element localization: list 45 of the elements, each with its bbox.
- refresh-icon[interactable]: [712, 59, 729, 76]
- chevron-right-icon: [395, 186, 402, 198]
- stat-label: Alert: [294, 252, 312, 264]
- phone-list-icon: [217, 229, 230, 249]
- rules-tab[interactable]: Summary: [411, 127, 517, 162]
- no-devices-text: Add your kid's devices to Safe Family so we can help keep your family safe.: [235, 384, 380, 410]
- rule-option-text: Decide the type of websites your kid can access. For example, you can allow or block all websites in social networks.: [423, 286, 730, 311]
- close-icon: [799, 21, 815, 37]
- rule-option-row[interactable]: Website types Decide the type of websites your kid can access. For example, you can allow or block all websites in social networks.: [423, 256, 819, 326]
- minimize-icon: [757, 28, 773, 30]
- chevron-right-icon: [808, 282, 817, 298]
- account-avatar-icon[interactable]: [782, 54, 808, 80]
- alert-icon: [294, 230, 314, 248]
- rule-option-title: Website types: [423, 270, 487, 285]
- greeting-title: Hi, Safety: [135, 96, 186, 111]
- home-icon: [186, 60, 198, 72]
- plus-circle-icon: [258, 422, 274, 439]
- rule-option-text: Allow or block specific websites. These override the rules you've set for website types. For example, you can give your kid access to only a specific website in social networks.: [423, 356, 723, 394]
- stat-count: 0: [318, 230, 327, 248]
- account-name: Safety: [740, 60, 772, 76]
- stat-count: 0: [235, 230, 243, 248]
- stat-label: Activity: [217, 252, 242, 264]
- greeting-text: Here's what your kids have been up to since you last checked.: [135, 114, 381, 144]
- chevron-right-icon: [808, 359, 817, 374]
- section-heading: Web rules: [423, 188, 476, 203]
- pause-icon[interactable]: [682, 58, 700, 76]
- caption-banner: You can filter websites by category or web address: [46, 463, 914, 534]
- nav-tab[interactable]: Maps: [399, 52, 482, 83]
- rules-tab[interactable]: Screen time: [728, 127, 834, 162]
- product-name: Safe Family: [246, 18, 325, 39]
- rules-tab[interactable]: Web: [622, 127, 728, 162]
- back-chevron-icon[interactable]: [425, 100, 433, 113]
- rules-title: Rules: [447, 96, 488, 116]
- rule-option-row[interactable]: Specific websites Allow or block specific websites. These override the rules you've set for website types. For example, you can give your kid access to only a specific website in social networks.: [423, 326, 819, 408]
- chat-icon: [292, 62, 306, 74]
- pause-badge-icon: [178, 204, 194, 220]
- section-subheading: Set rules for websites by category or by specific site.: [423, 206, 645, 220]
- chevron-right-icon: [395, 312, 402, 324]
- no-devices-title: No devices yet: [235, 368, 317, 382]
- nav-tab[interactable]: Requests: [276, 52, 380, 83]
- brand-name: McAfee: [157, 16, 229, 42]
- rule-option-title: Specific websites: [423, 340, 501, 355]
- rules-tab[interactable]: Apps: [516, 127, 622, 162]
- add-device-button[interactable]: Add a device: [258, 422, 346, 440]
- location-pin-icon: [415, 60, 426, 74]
▬▬▬▬▬▬▬▬▬▬
EXERCISE DIRECTIONS:
Extract every line in the list above that contains the string "rules".

PROBLEM SOLUTION:
- rules-tab[interactable]: Summary: [411, 127, 517, 162]
- rule-option-text: Allow or block specific websites. These override the rules you've set for website types. For example, you can give your kid access to only a specific website in social networks.: [423, 356, 723, 394]
- section-heading: Web rules: [423, 188, 476, 203]
- rules-tab[interactable]: Screen time: [728, 127, 834, 162]
- rules-tab[interactable]: Web: [622, 127, 728, 162]
- rules-title: Rules: [447, 96, 488, 116]
- rule-option-row[interactable]: Specific websites Allow or block specific websites. These override the rules you've set for website types. For example, you can give your kid access to only a specific website in social networks.: [423, 326, 819, 408]
- section-subheading: Set rules for websites by category or by specific site.: [423, 206, 645, 220]
- rules-tab[interactable]: Apps: [516, 127, 622, 162]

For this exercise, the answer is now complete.